[Dataset excerpt]
━━━
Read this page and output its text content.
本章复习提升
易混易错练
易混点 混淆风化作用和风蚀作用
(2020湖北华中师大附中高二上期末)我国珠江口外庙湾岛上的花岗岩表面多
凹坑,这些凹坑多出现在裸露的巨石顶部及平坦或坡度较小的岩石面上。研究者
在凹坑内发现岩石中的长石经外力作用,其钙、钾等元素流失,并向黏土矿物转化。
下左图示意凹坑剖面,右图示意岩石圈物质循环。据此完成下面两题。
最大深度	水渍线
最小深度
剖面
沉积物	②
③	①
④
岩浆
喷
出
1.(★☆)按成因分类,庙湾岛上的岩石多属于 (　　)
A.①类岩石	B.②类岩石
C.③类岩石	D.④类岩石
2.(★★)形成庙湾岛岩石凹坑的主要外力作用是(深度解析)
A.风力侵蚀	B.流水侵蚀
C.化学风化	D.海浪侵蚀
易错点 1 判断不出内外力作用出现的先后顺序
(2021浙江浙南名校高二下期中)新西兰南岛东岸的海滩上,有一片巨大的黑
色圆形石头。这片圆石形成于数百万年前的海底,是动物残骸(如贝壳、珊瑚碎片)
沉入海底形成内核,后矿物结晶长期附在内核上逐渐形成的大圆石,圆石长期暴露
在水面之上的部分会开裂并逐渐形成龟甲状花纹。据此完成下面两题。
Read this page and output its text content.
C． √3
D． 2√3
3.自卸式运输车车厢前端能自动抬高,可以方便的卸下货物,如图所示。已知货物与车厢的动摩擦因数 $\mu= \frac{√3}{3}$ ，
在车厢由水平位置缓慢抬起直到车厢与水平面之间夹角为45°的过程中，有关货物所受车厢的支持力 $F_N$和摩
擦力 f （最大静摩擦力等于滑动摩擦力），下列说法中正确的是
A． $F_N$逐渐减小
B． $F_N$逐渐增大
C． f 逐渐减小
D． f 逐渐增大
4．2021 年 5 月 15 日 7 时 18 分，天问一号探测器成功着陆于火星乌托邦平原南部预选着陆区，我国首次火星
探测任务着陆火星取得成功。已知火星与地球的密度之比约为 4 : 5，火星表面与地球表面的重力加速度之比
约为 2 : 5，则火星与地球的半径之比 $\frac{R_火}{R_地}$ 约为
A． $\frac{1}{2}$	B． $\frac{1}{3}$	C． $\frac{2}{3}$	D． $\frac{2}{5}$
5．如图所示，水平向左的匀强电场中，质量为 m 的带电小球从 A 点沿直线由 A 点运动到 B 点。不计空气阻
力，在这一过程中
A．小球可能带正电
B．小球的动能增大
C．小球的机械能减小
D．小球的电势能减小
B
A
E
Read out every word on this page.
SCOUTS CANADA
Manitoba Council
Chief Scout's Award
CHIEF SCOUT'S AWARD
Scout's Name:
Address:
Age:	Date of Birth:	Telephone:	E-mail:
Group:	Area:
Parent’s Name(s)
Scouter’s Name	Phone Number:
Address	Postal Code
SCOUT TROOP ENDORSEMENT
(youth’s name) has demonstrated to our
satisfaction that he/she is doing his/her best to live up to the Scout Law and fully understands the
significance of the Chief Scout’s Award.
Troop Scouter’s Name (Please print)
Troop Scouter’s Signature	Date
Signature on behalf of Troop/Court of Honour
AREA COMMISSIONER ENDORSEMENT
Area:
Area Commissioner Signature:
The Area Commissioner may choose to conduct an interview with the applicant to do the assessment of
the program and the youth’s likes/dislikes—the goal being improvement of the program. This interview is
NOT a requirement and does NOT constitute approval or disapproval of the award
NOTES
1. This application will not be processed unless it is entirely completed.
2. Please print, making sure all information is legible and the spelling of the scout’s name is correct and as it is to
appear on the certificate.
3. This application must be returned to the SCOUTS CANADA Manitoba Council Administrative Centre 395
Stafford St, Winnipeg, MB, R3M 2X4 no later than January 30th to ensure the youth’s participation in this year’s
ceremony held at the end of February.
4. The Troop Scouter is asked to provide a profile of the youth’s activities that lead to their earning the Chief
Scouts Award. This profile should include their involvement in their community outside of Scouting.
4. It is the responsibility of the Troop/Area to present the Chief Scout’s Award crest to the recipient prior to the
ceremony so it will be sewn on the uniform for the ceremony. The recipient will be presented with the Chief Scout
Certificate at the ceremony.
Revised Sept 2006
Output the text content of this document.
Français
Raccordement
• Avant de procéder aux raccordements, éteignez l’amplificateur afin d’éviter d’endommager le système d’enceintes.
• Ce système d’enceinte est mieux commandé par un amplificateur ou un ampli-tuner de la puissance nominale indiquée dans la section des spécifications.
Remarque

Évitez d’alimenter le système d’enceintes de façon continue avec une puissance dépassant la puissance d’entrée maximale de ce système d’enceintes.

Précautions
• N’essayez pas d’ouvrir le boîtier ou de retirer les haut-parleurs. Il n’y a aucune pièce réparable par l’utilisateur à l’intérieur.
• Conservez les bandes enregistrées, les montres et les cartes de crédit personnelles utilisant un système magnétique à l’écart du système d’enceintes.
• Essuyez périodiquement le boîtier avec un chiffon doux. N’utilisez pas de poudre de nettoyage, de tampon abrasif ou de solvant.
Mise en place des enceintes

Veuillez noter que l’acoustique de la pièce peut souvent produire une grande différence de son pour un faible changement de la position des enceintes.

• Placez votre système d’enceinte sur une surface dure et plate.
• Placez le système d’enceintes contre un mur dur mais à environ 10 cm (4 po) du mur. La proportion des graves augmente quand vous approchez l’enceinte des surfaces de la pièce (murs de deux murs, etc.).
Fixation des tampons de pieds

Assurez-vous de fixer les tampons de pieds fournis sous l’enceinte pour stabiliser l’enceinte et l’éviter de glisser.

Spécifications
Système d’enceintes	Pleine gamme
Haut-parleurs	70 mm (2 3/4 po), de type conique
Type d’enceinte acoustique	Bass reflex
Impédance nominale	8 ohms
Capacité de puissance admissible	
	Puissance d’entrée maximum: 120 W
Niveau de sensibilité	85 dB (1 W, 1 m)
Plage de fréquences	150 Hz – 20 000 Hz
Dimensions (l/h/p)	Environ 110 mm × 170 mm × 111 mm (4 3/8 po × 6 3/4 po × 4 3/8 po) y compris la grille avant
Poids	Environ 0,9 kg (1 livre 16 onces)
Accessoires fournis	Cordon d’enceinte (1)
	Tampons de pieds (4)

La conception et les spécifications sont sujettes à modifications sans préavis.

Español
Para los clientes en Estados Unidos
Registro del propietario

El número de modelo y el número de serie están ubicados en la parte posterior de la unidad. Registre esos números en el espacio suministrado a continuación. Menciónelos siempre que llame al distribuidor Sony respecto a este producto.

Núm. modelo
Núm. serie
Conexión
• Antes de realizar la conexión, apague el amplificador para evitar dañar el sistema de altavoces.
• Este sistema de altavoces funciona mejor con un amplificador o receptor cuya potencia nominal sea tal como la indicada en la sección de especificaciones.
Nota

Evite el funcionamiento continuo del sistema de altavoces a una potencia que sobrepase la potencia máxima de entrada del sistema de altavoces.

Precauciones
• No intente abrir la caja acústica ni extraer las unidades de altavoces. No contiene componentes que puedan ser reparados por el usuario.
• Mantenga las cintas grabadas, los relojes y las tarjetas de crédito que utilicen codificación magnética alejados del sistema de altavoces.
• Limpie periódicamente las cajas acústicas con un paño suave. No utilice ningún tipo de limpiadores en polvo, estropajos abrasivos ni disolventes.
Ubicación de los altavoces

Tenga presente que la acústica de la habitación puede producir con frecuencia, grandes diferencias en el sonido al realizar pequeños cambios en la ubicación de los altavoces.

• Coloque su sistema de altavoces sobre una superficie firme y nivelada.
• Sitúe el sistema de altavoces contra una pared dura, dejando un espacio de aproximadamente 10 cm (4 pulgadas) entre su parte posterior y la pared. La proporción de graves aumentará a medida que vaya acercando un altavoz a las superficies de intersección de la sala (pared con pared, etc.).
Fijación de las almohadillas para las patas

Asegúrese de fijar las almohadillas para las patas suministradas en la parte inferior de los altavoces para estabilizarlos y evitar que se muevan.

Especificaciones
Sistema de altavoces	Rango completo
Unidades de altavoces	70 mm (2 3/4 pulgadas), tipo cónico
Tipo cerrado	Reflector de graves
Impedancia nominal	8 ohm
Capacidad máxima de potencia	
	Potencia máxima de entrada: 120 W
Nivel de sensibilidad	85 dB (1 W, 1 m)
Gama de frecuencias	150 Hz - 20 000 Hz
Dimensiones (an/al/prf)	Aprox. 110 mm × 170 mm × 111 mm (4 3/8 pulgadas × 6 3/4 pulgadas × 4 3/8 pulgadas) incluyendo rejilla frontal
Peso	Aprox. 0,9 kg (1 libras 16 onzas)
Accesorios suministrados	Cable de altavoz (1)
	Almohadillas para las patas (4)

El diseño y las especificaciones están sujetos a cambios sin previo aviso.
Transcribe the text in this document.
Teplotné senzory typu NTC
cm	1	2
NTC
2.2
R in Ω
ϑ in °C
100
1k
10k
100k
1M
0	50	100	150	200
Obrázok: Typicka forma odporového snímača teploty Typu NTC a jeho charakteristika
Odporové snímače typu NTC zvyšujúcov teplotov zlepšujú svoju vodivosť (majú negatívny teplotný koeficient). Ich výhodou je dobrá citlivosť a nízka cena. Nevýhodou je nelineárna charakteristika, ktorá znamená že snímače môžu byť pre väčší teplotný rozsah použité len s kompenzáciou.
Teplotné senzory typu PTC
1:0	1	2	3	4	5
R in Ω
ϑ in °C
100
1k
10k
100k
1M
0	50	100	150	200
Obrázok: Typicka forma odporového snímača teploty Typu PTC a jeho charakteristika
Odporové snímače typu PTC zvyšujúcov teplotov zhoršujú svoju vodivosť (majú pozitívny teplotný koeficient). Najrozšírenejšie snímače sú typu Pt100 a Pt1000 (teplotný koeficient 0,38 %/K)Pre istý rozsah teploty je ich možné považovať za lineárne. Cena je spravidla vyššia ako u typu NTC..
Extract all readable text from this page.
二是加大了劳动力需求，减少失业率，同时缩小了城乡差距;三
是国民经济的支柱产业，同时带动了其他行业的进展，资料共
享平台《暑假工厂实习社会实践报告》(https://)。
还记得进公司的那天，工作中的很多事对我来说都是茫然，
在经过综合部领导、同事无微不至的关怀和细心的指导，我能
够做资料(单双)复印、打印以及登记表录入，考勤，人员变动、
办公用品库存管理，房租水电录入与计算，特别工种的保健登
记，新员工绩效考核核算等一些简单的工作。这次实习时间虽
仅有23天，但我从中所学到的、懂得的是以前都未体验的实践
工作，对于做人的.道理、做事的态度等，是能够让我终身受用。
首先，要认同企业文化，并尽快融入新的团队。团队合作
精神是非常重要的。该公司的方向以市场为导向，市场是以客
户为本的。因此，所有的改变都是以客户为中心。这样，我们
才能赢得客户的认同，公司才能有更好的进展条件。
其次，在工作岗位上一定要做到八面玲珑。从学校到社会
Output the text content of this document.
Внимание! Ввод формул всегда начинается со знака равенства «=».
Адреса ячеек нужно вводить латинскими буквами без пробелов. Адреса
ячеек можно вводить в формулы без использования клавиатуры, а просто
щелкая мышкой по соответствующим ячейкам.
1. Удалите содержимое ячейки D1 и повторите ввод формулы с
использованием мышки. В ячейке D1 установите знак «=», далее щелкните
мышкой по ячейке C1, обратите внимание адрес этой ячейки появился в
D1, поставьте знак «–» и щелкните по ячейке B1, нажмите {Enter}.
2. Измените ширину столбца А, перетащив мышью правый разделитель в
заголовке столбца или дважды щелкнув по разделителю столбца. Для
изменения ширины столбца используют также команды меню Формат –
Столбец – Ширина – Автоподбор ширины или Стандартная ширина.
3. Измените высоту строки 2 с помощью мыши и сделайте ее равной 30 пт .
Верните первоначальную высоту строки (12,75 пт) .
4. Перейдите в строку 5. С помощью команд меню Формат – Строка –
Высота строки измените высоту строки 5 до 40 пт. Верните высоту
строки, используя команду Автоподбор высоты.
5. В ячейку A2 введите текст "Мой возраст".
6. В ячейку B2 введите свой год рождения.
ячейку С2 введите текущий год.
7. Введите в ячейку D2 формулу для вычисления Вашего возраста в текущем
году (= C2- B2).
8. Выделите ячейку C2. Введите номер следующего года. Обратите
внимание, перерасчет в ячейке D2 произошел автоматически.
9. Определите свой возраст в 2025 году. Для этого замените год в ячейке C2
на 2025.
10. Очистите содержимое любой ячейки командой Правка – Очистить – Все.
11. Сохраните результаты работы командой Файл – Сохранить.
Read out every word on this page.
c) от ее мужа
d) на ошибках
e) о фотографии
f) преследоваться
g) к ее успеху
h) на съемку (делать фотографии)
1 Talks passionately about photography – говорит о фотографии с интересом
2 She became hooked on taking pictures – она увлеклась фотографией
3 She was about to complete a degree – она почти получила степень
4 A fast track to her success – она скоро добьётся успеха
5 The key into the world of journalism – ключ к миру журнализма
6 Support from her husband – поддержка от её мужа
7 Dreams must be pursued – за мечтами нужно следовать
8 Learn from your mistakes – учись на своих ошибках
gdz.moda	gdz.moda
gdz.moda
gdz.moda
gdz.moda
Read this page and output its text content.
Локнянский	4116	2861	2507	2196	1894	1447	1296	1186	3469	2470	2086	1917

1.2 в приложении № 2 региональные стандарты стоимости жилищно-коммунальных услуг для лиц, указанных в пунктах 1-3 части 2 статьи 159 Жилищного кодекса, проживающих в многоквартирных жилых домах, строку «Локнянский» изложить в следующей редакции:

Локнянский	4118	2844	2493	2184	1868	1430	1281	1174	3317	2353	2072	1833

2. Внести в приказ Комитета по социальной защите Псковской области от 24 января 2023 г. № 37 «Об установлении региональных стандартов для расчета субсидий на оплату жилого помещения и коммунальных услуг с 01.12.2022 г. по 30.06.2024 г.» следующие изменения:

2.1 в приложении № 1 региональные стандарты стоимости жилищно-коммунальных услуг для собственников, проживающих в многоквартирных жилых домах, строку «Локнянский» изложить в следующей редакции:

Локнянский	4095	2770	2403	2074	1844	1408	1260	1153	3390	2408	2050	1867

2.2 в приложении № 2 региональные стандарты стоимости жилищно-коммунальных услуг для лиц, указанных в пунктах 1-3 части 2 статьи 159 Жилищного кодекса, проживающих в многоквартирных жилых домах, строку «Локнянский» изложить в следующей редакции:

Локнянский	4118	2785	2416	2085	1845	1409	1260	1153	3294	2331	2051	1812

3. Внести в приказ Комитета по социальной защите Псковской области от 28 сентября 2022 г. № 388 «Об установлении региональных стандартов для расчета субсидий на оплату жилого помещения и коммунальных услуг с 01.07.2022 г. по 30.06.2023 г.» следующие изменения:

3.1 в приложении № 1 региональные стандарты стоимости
━━━
* [Work instructions]: Considering only the records above, state the number of lines that include the word "Date", with nothing added.

* [Written response]: 2